[Boxed element entries]
[Start]
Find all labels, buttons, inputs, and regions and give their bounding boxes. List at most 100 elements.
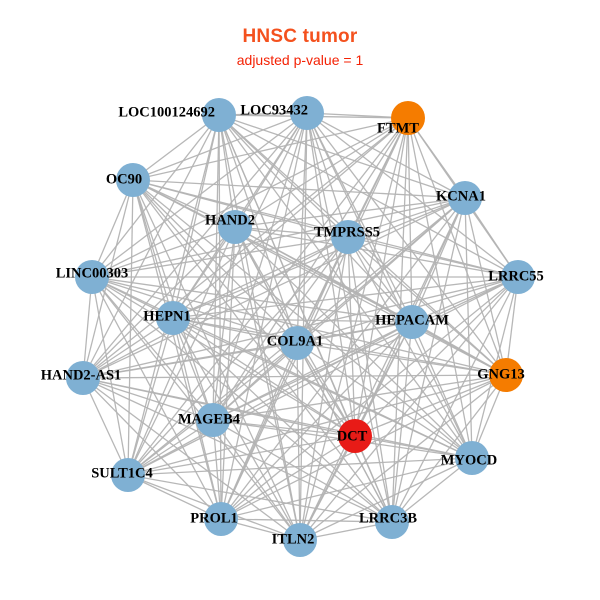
graph-edge bbox=[220, 117, 409, 520]
node-label-prol1: PROL1 bbox=[190, 510, 238, 526]
node-label-linc00303: LINC00303 bbox=[56, 265, 129, 281]
graph-node-col9a1[interactable] bbox=[280, 326, 314, 360]
graph-node-kcna1[interactable] bbox=[448, 181, 482, 215]
graph-edge bbox=[296, 342, 507, 376]
graph-node-hand2-as1[interactable] bbox=[66, 361, 100, 395]
graph-node-ftmt[interactable] bbox=[391, 101, 425, 135]
graph-edge bbox=[306, 112, 349, 238]
graph-edge bbox=[306, 112, 393, 523]
graph-edge bbox=[127, 474, 222, 520]
graph-edge bbox=[91, 276, 129, 476]
graph-edge bbox=[132, 179, 236, 228]
graph-edge bbox=[234, 226, 519, 278]
graph-edge bbox=[91, 112, 308, 278]
graph-node-oc90[interactable] bbox=[116, 163, 150, 197]
graph-node-prol1[interactable] bbox=[204, 502, 238, 536]
graph-node-lrrc55[interactable] bbox=[501, 260, 535, 294]
graph-edge bbox=[91, 276, 214, 421]
graph-edge bbox=[234, 226, 473, 459]
node-label-lrrc3b: LRRC3B bbox=[359, 510, 417, 526]
graph-edge bbox=[132, 179, 214, 421]
graph-edge bbox=[220, 342, 298, 520]
graph-edge bbox=[391, 374, 507, 523]
graph-edge bbox=[212, 374, 507, 421]
graph-edge bbox=[347, 236, 413, 323]
graph-edge bbox=[82, 377, 222, 520]
graph-node-tmprss5[interactable] bbox=[331, 220, 365, 254]
graph-edge bbox=[296, 342, 473, 459]
graph-edge bbox=[218, 114, 466, 199]
graph-edge bbox=[132, 114, 220, 181]
graph-edge bbox=[212, 236, 349, 421]
graph-edge bbox=[127, 457, 473, 476]
graph-edge bbox=[347, 197, 466, 238]
graph-edge bbox=[391, 457, 473, 523]
graph-node-linc00303[interactable] bbox=[75, 260, 109, 294]
graph-edge bbox=[82, 317, 174, 379]
graph-edge bbox=[234, 226, 507, 376]
graph-edge bbox=[299, 457, 473, 541]
graph-edge bbox=[220, 457, 473, 520]
graph-edge bbox=[172, 317, 301, 541]
node-label-loc93432: LOC93432 bbox=[240, 102, 308, 118]
graph-edge bbox=[234, 197, 466, 228]
graph-node-itln2[interactable] bbox=[283, 523, 317, 557]
node-label-kcna1: KCNA1 bbox=[436, 188, 486, 204]
graph-edge bbox=[127, 474, 393, 523]
graph-edge bbox=[91, 197, 466, 278]
graph-edge bbox=[132, 112, 308, 181]
graph-edge bbox=[299, 435, 356, 541]
node-label-oc90: OC90 bbox=[106, 171, 142, 187]
graph-edge bbox=[411, 276, 519, 323]
node-label-hepn1: HEPN1 bbox=[143, 308, 191, 324]
graph-node-lrrc3b[interactable] bbox=[375, 505, 409, 539]
graph-edge bbox=[91, 276, 393, 523]
graph-edge bbox=[411, 321, 473, 459]
node-label-col9a1: COL9A1 bbox=[267, 333, 323, 349]
graph-edge bbox=[212, 226, 236, 421]
graph-edge bbox=[132, 117, 409, 181]
graph-edge bbox=[218, 114, 236, 228]
graph-node-mageb4[interactable] bbox=[196, 403, 230, 437]
graph-edge bbox=[172, 226, 236, 319]
graph-edge bbox=[354, 435, 473, 459]
graph-edge bbox=[296, 342, 356, 437]
graph-node-myocd[interactable] bbox=[455, 441, 489, 475]
graph-edge bbox=[391, 321, 413, 523]
graph-node-gng13[interactable] bbox=[489, 358, 523, 392]
graph-edge bbox=[172, 197, 466, 319]
graph-edge bbox=[91, 276, 222, 520]
graph-edge bbox=[132, 179, 356, 437]
node-label-hepacam: HEPACAM bbox=[375, 312, 449, 328]
graph-node-sult1c4[interactable] bbox=[111, 458, 145, 492]
graph-edge bbox=[132, 179, 519, 278]
graph-edge bbox=[172, 317, 473, 459]
graph-edge bbox=[464, 197, 473, 459]
graph-edge bbox=[132, 179, 301, 541]
graph-edge bbox=[212, 276, 519, 421]
graph-edge bbox=[347, 236, 393, 523]
graph-edge bbox=[91, 236, 349, 278]
graph-edge bbox=[220, 321, 413, 520]
graph-edge bbox=[306, 112, 466, 199]
graph-edge bbox=[212, 419, 356, 437]
node-label-layer: LOC100124692 LOC93432 FTMT OC90 KCNA1 HAND2 TM… bbox=[41, 102, 544, 547]
graph-edge bbox=[172, 276, 519, 319]
graph-node-dct[interactable] bbox=[338, 419, 372, 453]
graph-edge bbox=[91, 226, 236, 278]
graph-edge bbox=[299, 374, 507, 541]
graph-node-hepacam[interactable] bbox=[395, 305, 429, 339]
graph-edge bbox=[132, 179, 393, 523]
graph-edge bbox=[82, 377, 214, 421]
node-label-itln2: ITLN2 bbox=[272, 531, 315, 547]
graph-node-loc100124692[interactable] bbox=[202, 98, 236, 132]
node-label-sult1c4: SULT1C4 bbox=[91, 465, 153, 481]
graph-edge bbox=[220, 276, 519, 520]
graph-node-hand2[interactable] bbox=[218, 210, 252, 244]
graph-node-hepn1[interactable] bbox=[156, 301, 190, 335]
graph-edge bbox=[82, 374, 507, 379]
graph-node-loc93432[interactable] bbox=[290, 96, 324, 130]
node-label-ftmt: FTMT bbox=[377, 120, 419, 136]
graph-edge bbox=[82, 377, 129, 476]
[End]
Copy the records above word for word, line by line, but leave out the pictures.

Find all labels, buttons, inputs, and regions and give their bounding boxes. List at most 100 elements.
graph-edge bbox=[220, 117, 409, 520]
node-label-prol1: PROL1 bbox=[190, 510, 238, 526]
node-label-linc00303: LINC00303 bbox=[56, 265, 129, 281]
graph-node-col9a1[interactable] bbox=[280, 326, 314, 360]
graph-node-kcna1[interactable] bbox=[448, 181, 482, 215]
graph-edge bbox=[296, 342, 507, 376]
graph-node-hand2-as1[interactable] bbox=[66, 361, 100, 395]
graph-node-ftmt[interactable] bbox=[391, 101, 425, 135]
graph-edge bbox=[306, 112, 349, 238]
graph-edge bbox=[306, 112, 393, 523]
graph-edge bbox=[127, 474, 222, 520]
graph-edge bbox=[91, 276, 129, 476]
graph-edge bbox=[132, 179, 236, 228]
graph-edge bbox=[234, 226, 519, 278]
graph-edge bbox=[91, 112, 308, 278]
graph-node-oc90[interactable] bbox=[116, 163, 150, 197]
graph-node-prol1[interactable] bbox=[204, 502, 238, 536]
graph-node-lrrc55[interactable] bbox=[501, 260, 535, 294]
graph-edge bbox=[91, 276, 214, 421]
graph-edge bbox=[234, 226, 473, 459]
node-label-lrrc3b: LRRC3B bbox=[359, 510, 417, 526]
graph-edge bbox=[132, 179, 214, 421]
graph-edge bbox=[220, 342, 298, 520]
graph-edge bbox=[391, 374, 507, 523]
graph-edge bbox=[212, 374, 507, 421]
graph-edge bbox=[347, 236, 413, 323]
graph-edge bbox=[82, 377, 222, 520]
graph-node-tmprss5[interactable] bbox=[331, 220, 365, 254]
graph-edge bbox=[296, 342, 473, 459]
graph-edge bbox=[218, 114, 466, 199]
graph-edge bbox=[132, 114, 220, 181]
graph-edge bbox=[212, 236, 349, 421]
graph-edge bbox=[127, 457, 473, 476]
graph-edge bbox=[347, 197, 466, 238]
graph-edge bbox=[391, 457, 473, 523]
graph-node-linc00303[interactable] bbox=[75, 260, 109, 294]
graph-edge bbox=[82, 317, 174, 379]
graph-edge bbox=[234, 226, 507, 376]
graph-edge bbox=[299, 457, 473, 541]
graph-edge bbox=[220, 457, 473, 520]
graph-edge bbox=[172, 317, 301, 541]
node-label-loc93432: LOC93432 bbox=[240, 102, 308, 118]
graph-edge bbox=[234, 197, 466, 228]
graph-node-itln2[interactable] bbox=[283, 523, 317, 557]
node-label-kcna1: KCNA1 bbox=[436, 188, 486, 204]
graph-edge bbox=[127, 474, 393, 523]
graph-edge bbox=[91, 197, 466, 278]
graph-edge bbox=[132, 112, 308, 181]
graph-edge bbox=[299, 435, 356, 541]
node-label-oc90: OC90 bbox=[106, 171, 142, 187]
graph-edge bbox=[411, 276, 519, 323]
node-label-hepn1: HEPN1 bbox=[143, 308, 191, 324]
graph-node-lrrc3b[interactable] bbox=[375, 505, 409, 539]
graph-edge bbox=[91, 276, 393, 523]
graph-edge bbox=[411, 321, 473, 459]
node-label-col9a1: COL9A1 bbox=[267, 333, 323, 349]
graph-edge bbox=[212, 226, 236, 421]
graph-edge bbox=[132, 117, 409, 181]
graph-edge bbox=[218, 114, 236, 228]
graph-node-mageb4[interactable] bbox=[196, 403, 230, 437]
graph-edge bbox=[172, 226, 236, 319]
graph-edge bbox=[354, 435, 473, 459]
graph-edge bbox=[296, 342, 356, 437]
graph-node-myocd[interactable] bbox=[455, 441, 489, 475]
graph-edge bbox=[391, 321, 413, 523]
graph-node-gng13[interactable] bbox=[489, 358, 523, 392]
graph-edge bbox=[172, 197, 466, 319]
graph-edge bbox=[91, 276, 222, 520]
graph-edge bbox=[132, 179, 356, 437]
node-label-hepacam: HEPACAM bbox=[375, 312, 449, 328]
graph-node-sult1c4[interactable] bbox=[111, 458, 145, 492]
graph-edge bbox=[132, 179, 519, 278]
graph-edge bbox=[172, 317, 473, 459]
graph-edge bbox=[464, 197, 473, 459]
graph-edge bbox=[132, 179, 301, 541]
graph-edge bbox=[212, 276, 519, 421]
graph-edge bbox=[347, 236, 393, 523]
graph-edge bbox=[91, 236, 349, 278]
graph-edge bbox=[220, 321, 413, 520]
graph-edge bbox=[306, 112, 466, 199]
graph-edge bbox=[212, 419, 356, 437]
node-label-layer: LOC100124692 LOC93432 FTMT OC90 KCNA1 HAND2 TM… bbox=[41, 102, 544, 547]
graph-edge bbox=[172, 276, 519, 319]
graph-node-dct[interactable] bbox=[338, 419, 372, 453]
graph-edge bbox=[91, 226, 236, 278]
graph-edge bbox=[299, 374, 507, 541]
graph-node-hepacam[interactable] bbox=[395, 305, 429, 339]
graph-edge bbox=[132, 179, 393, 523]
graph-edge bbox=[82, 377, 214, 421]
node-label-itln2: ITLN2 bbox=[272, 531, 315, 547]
graph-node-loc100124692[interactable] bbox=[202, 98, 236, 132]
node-label-sult1c4: SULT1C4 bbox=[91, 465, 153, 481]
graph-edge bbox=[220, 276, 519, 520]
graph-node-hand2[interactable] bbox=[218, 210, 252, 244]
graph-node-hepn1[interactable] bbox=[156, 301, 190, 335]
graph-edge bbox=[82, 374, 507, 379]
graph-node-loc93432[interactable] bbox=[290, 96, 324, 130]
node-label-ftmt: FTMT bbox=[377, 120, 419, 136]
graph-edge bbox=[82, 377, 129, 476]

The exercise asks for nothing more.